> [INSTRUCTIONS TO FOLLOW]: Reply only with how many lines contain the word "this".

--

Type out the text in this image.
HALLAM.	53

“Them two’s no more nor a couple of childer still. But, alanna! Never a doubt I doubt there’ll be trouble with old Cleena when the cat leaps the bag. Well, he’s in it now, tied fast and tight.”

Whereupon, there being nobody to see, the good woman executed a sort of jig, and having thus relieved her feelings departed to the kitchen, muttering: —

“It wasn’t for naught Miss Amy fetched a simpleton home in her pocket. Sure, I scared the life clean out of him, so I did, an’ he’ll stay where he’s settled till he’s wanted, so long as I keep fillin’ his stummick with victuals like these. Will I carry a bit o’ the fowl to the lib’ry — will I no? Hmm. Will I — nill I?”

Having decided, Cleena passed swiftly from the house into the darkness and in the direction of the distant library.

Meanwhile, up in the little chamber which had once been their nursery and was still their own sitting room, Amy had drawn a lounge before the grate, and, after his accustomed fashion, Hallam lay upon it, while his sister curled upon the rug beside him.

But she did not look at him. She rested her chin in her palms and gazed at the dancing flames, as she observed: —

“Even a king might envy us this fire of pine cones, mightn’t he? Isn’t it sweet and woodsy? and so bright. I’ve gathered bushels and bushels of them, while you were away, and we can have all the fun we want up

--

> [TASK RESULT]: 2